- [Work instructions]
Omit every picture while repeating the entries exactly.

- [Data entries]

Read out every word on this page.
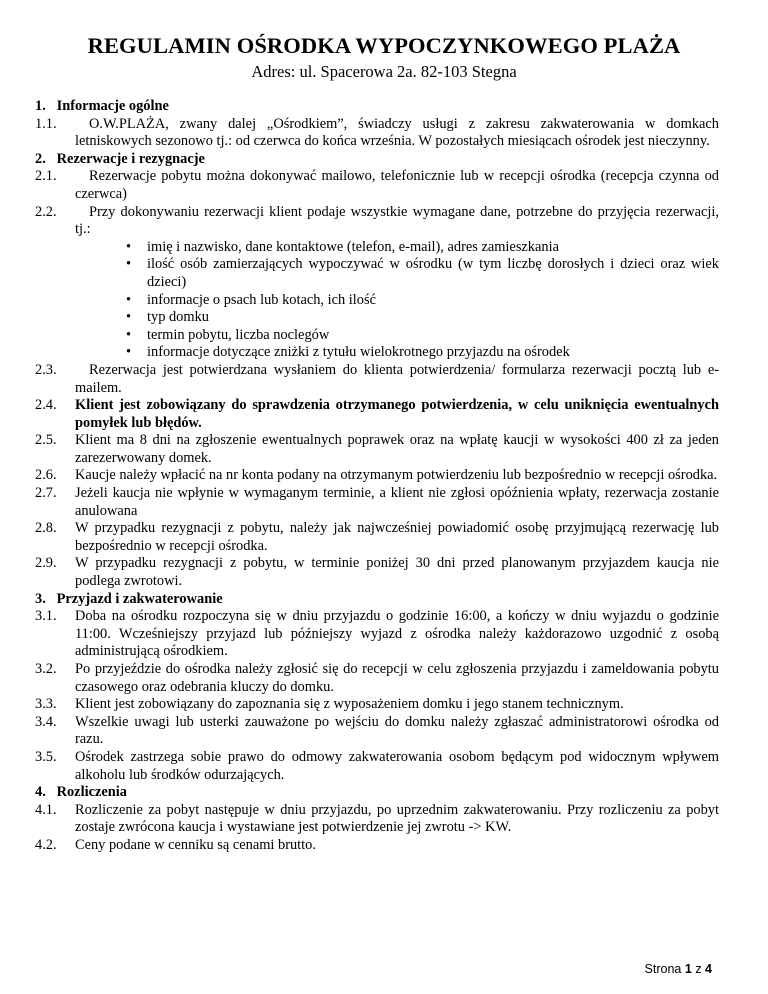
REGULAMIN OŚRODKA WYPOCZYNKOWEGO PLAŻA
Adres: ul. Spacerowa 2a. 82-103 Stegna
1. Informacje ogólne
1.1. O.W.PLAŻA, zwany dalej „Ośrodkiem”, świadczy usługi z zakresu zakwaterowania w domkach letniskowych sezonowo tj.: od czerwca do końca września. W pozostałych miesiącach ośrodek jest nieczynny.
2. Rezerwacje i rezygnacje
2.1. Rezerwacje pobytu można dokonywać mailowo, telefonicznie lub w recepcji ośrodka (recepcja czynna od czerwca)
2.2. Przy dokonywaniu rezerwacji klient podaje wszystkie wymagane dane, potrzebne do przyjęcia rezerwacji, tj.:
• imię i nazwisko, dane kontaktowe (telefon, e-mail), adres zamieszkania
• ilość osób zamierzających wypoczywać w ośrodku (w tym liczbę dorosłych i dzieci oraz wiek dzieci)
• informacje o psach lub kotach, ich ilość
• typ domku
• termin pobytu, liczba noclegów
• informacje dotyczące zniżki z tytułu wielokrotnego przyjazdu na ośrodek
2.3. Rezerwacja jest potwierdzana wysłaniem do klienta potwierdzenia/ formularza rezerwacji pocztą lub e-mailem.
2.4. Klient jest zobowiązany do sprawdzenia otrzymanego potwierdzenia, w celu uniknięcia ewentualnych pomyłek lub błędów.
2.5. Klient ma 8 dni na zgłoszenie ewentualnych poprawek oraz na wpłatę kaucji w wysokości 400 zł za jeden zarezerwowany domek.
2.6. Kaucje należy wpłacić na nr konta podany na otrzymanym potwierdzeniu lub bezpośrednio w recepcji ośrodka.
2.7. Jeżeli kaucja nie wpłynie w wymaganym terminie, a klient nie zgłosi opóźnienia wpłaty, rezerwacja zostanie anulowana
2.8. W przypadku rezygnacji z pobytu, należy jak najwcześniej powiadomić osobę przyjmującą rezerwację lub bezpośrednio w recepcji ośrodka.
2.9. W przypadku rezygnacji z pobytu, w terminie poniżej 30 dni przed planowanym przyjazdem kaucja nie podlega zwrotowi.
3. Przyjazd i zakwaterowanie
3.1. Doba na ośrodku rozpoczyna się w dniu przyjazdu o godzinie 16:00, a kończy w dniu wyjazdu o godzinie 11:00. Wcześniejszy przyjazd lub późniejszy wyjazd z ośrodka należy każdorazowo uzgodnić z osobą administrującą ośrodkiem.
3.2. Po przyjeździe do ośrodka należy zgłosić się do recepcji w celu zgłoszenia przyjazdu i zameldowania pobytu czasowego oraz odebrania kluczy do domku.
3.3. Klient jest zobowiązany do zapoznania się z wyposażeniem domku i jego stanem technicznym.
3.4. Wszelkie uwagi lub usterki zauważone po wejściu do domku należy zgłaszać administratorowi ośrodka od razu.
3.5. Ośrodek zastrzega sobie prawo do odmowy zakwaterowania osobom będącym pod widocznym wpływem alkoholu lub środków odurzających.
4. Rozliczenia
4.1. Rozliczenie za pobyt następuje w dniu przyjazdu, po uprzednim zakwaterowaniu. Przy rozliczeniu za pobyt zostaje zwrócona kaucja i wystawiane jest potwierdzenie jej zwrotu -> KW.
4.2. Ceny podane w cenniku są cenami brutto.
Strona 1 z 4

- [Complete response]
Read out every word on this page.
REGULAMIN OŚRODKA WYPOCZYNKOWEGO PLAŻA
Adres: ul. Spacerowa 2a. 82-103 Stegna
1. Informacje ogólne
1.1. O.W.PLAŻA, zwany dalej „Ośrodkiem”, świadczy usługi z zakresu zakwaterowania w domkach letniskowych sezonowo tj.: od czerwca do końca września. W pozostałych miesiącach ośrodek jest nieczynny.
2. Rezerwacje i rezygnacje
2.1. Rezerwacje pobytu można dokonywać mailowo, telefonicznie lub w recepcji ośrodka (recepcja czynna od czerwca)
2.2. Przy dokonywaniu rezerwacji klient podaje wszystkie wymagane dane, potrzebne do przyjęcia rezerwacji, tj.:
• imię i nazwisko, dane kontaktowe (telefon, e-mail), adres zamieszkania
• ilość osób zamierzających wypoczywać w ośrodku (w tym liczbę dorosłych i dzieci oraz wiek dzieci)
• informacje o psach lub kotach, ich ilość
• typ domku
• termin pobytu, liczba noclegów
• informacje dotyczące zniżki z tytułu wielokrotnego przyjazdu na ośrodek
2.3. Rezerwacja jest potwierdzana wysłaniem do klienta potwierdzenia/ formularza rezerwacji pocztą lub e-mailem.
2.4. Klient jest zobowiązany do sprawdzenia otrzymanego potwierdzenia, w celu uniknięcia ewentualnych pomyłek lub błędów.
2.5. Klient ma 8 dni na zgłoszenie ewentualnych poprawek oraz na wpłatę kaucji w wysokości 400 zł za jeden zarezerwowany domek.
2.6. Kaucje należy wpłacić na nr konta podany na otrzymanym potwierdzeniu lub bezpośrednio w recepcji ośrodka.
2.7. Jeżeli kaucja nie wpłynie w wymaganym terminie, a klient nie zgłosi opóźnienia wpłaty, rezerwacja zostanie anulowana
2.8. W przypadku rezygnacji z pobytu, należy jak najwcześniej powiadomić osobę przyjmującą rezerwację lub bezpośrednio w recepcji ośrodka.
2.9. W przypadku rezygnacji z pobytu, w terminie poniżej 30 dni przed planowanym przyjazdem kaucja nie podlega zwrotowi.
3. Przyjazd i zakwaterowanie
3.1. Doba na ośrodku rozpoczyna się w dniu przyjazdu o godzinie 16:00, a kończy w dniu wyjazdu o godzinie 11:00. Wcześniejszy przyjazd lub późniejszy wyjazd z ośrodka należy każdorazowo uzgodnić z osobą administrującą ośrodkiem.
3.2. Po przyjeździe do ośrodka należy zgłosić się do recepcji w celu zgłoszenia przyjazdu i zameldowania pobytu czasowego oraz odebrania kluczy do domku.
3.3. Klient jest zobowiązany do zapoznania się z wyposażeniem domku i jego stanem technicznym.
3.4. Wszelkie uwagi lub usterki zauważone po wejściu do domku należy zgłaszać administratorowi ośrodka od razu.
3.5. Ośrodek zastrzega sobie prawo do odmowy zakwaterowania osobom będącym pod widocznym wpływem alkoholu lub środków odurzających.
4. Rozliczenia
4.1. Rozliczenie za pobyt następuje w dniu przyjazdu, po uprzednim zakwaterowaniu. Przy rozliczeniu za pobyt zostaje zwrócona kaucja i wystawiane jest potwierdzenie jej zwrotu -> KW.
4.2. Ceny podane w cenniku są cenami brutto.
Strona 1 z 4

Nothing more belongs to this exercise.